→ **WHAT TO PRODUCE**:
Here are some records. Copy each one exactly.

→ **EXTRACTED INFORMATION**:
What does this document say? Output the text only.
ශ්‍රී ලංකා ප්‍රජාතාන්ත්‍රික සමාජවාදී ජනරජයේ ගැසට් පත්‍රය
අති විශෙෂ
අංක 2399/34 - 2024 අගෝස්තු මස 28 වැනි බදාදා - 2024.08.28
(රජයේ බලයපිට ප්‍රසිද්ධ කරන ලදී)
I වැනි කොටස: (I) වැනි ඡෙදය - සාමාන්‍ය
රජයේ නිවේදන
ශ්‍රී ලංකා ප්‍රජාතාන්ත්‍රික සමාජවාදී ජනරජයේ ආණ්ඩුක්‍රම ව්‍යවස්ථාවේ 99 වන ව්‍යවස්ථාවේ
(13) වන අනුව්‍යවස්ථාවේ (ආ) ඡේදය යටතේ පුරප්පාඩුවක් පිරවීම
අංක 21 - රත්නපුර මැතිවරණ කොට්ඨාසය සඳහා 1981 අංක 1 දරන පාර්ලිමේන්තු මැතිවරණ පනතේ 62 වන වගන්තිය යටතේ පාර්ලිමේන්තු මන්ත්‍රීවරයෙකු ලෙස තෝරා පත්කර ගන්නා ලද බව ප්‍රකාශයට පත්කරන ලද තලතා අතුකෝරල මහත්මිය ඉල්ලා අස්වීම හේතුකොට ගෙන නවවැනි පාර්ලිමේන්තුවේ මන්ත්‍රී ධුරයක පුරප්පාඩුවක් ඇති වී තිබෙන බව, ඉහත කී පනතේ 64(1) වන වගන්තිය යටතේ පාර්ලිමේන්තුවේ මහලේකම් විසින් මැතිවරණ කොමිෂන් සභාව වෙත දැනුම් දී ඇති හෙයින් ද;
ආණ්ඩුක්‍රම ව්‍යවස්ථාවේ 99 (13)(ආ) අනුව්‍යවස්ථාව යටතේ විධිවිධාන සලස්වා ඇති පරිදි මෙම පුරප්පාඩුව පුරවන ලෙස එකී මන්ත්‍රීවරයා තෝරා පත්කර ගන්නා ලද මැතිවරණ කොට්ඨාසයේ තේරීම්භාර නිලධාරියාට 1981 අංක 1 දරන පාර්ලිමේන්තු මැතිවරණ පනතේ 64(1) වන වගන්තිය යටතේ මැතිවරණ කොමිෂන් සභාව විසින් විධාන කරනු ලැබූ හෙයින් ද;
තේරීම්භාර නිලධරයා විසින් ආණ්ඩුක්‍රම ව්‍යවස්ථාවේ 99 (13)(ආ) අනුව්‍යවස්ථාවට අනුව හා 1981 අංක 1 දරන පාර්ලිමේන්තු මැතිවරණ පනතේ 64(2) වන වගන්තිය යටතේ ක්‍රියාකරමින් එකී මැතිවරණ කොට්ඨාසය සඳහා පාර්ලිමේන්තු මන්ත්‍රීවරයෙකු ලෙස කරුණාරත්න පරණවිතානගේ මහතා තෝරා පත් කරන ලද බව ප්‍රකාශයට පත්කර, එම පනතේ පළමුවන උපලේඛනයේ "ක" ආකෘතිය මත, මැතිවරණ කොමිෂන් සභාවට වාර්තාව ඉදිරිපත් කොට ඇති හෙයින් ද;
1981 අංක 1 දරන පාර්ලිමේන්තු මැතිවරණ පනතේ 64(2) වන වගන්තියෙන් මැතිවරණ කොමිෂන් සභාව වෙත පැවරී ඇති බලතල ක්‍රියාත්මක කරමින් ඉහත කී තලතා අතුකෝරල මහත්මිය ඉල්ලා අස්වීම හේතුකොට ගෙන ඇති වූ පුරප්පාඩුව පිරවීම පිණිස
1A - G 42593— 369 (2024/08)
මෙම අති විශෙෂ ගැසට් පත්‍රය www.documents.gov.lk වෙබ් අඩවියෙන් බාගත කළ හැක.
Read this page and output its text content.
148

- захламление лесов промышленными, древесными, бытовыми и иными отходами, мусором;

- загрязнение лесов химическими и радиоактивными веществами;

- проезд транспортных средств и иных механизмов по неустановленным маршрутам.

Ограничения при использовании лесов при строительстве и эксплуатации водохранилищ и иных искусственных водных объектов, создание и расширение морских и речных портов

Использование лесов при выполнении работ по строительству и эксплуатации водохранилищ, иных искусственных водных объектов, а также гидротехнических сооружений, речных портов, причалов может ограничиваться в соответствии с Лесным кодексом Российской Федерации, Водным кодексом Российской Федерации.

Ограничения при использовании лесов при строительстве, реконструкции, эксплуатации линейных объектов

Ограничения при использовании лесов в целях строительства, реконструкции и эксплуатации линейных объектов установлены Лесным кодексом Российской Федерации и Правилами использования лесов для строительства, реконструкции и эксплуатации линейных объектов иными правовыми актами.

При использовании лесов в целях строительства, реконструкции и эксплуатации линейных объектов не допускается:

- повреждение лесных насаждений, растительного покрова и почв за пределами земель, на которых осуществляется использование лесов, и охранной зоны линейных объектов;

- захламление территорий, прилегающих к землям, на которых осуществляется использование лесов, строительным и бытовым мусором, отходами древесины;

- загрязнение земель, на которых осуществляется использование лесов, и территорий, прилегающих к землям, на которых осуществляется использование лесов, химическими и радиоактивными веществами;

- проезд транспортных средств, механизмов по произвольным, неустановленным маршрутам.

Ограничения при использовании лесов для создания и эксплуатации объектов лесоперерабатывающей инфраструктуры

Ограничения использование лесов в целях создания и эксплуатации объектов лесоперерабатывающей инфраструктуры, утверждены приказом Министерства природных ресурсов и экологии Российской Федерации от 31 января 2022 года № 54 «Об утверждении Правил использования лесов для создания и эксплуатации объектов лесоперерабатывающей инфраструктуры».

→ **EXERCISE SOLUTION**:
What does this document say? Output the text only.
ශ්‍රී ලංකා ප්‍රජාතාන්ත්‍රික සමාජවාදී ජනරජයේ ගැසට් පත්‍රය
අති විශෙෂ
අංක 2399/34 - 2024 අගෝස්තු මස 28 වැනි බදාදා - 2024.08.28
(රජයේ බලයපිට ප්‍රසිද්ධ කරන ලදී)
I වැනි කොටස: (I) වැනි ඡෙදය - සාමාන්‍ය
රජයේ නිවේදන
ශ්‍රී ලංකා ප්‍රජාතාන්ත්‍රික සමාජවාදී ජනරජයේ ආණ්ඩුක්‍රම ව්‍යවස්ථාවේ 99 වන ව්‍යවස්ථාවේ
(13) වන අනුව්‍යවස්ථාවේ (ආ) ඡේදය යටතේ පුරප්පාඩුවක් පිරවීම
අංක 21 - රත්නපුර මැතිවරණ කොට්ඨාසය සඳහා 1981 අංක 1 දරන පාර්ලිමේන්තු මැතිවරණ පනතේ 62 වන වගන්තිය යටතේ පාර්ලිමේන්තු මන්ත්‍රීවරයෙකු ලෙස තෝරා පත්කර ගන්නා ලද බව ප්‍රකාශයට පත්කරන ලද තලතා අතුකෝරල මහත්මිය ඉල්ලා අස්වීම හේතුකොට ගෙන නවවැනි පාර්ලිමේන්තුවේ මන්ත්‍රී ධුරයක පුරප්පාඩුවක් ඇති වී තිබෙන බව, ඉහත කී පනතේ 64(1) වන වගන්තිය යටතේ පාර්ලිමේන්තුවේ මහලේකම් විසින් මැතිවරණ කොමිෂන් සභාව වෙත දැනුම් දී ඇති හෙයින් ද;
ආණ්ඩුක්‍රම ව්‍යවස්ථාවේ 99 (13)(ආ) අනුව්‍යවස්ථාව යටතේ විධිවිධාන සලස්වා ඇති පරිදි මෙම පුරප්පාඩුව පුරවන ලෙස එකී මන්ත්‍රීවරයා තෝරා පත්කර ගන්නා ලද මැතිවරණ කොට්ඨාසයේ තේරීම්භාර නිලධාරියාට 1981 අංක 1 දරන පාර්ලිමේන්තු මැතිවරණ පනතේ 64(1) වන වගන්තිය යටතේ මැතිවරණ කොමිෂන් සභාව විසින් විධාන කරනු ලැබූ හෙයින් ද;
තේරීම්භාර නිලධරයා විසින් ආණ්ඩුක්‍රම ව්‍යවස්ථාවේ 99 (13)(ආ) අනුව්‍යවස්ථාවට අනුව හා 1981 අංක 1 දරන පාර්ලිමේන්තු මැතිවරණ පනතේ 64(2) වන වගන්තිය යටතේ ක්‍රියාකරමින් එකී මැතිවරණ කොට්ඨාසය සඳහා පාර්ලිමේන්තු මන්ත්‍රීවරයෙකු ලෙස කරුණාරත්න පරණවිතානගේ මහතා තෝරා පත් කරන ලද බව ප්‍රකාශයට පත්කර, එම පනතේ පළමුවන උපලේඛනයේ "ක" ආකෘතිය මත, මැතිවරණ කොමිෂන් සභාවට වාර්තාව ඉදිරිපත් කොට ඇති හෙයින් ද;
1981 අංක 1 දරන පාර්ලිමේන්තු මැතිවරණ පනතේ 64(2) වන වගන්තියෙන් මැතිවරණ කොමිෂන් සභාව වෙත පැවරී ඇති බලතල ක්‍රියාත්මක කරමින් ඉහත කී තලතා අතුකෝරල මහත්මිය ඉල්ලා අස්වීම හේතුකොට ගෙන ඇති වූ පුරප්පාඩුව පිරවීම පිණිස
1A - G 42593— 369 (2024/08)
මෙම අති විශෙෂ ගැසට් පත්‍රය www.documents.gov.lk වෙබ් අඩවියෙන් බාගත කළ හැක.
Read this page and output its text content.
148

- захламление лесов промышленными, древесными, бытовыми и иными отходами, мусором;

- загрязнение лесов химическими и радиоактивными веществами;

- проезд транспортных средств и иных механизмов по неустановленным маршрутам.

Ограничения при использовании лесов при строительстве и эксплуатации водохранилищ и иных искусственных водных объектов, создание и расширение морских и речных портов

Использование лесов при выполнении работ по строительству и эксплуатации водохранилищ, иных искусственных водных объектов, а также гидротехнических сооружений, речных портов, причалов может ограничиваться в соответствии с Лесным кодексом Российской Федерации, Водным кодексом Российской Федерации.

Ограничения при использовании лесов при строительстве, реконструкции, эксплуатации линейных объектов

Ограничения при использовании лесов в целях строительства, реконструкции и эксплуатации линейных объектов установлены Лесным кодексом Российской Федерации и Правилами использования лесов для строительства, реконструкции и эксплуатации линейных объектов иными правовыми актами.

При использовании лесов в целях строительства, реконструкции и эксплуатации линейных объектов не допускается:

- повреждение лесных насаждений, растительного покрова и почв за пределами земель, на которых осуществляется использование лесов, и охранной зоны линейных объектов;

- захламление территорий, прилегающих к землям, на которых осуществляется использование лесов, строительным и бытовым мусором, отходами древесины;

- загрязнение земель, на которых осуществляется использование лесов, и территорий, прилегающих к землям, на которых осуществляется использование лесов, химическими и радиоактивными веществами;

- проезд транспортных средств, механизмов по произвольным, неустановленным маршрутам.

Ограничения при использовании лесов для создания и эксплуатации объектов лесоперерабатывающей инфраструктуры

Ограничения использование лесов в целях создания и эксплуатации объектов лесоперерабатывающей инфраструктуры, утверждены приказом Министерства природных ресурсов и экологии Российской Федерации от 31 января 2022 года № 54 «Об утверждении Правил использования лесов для создания и эксплуатации объектов лесоперерабатывающей инфраструктуры».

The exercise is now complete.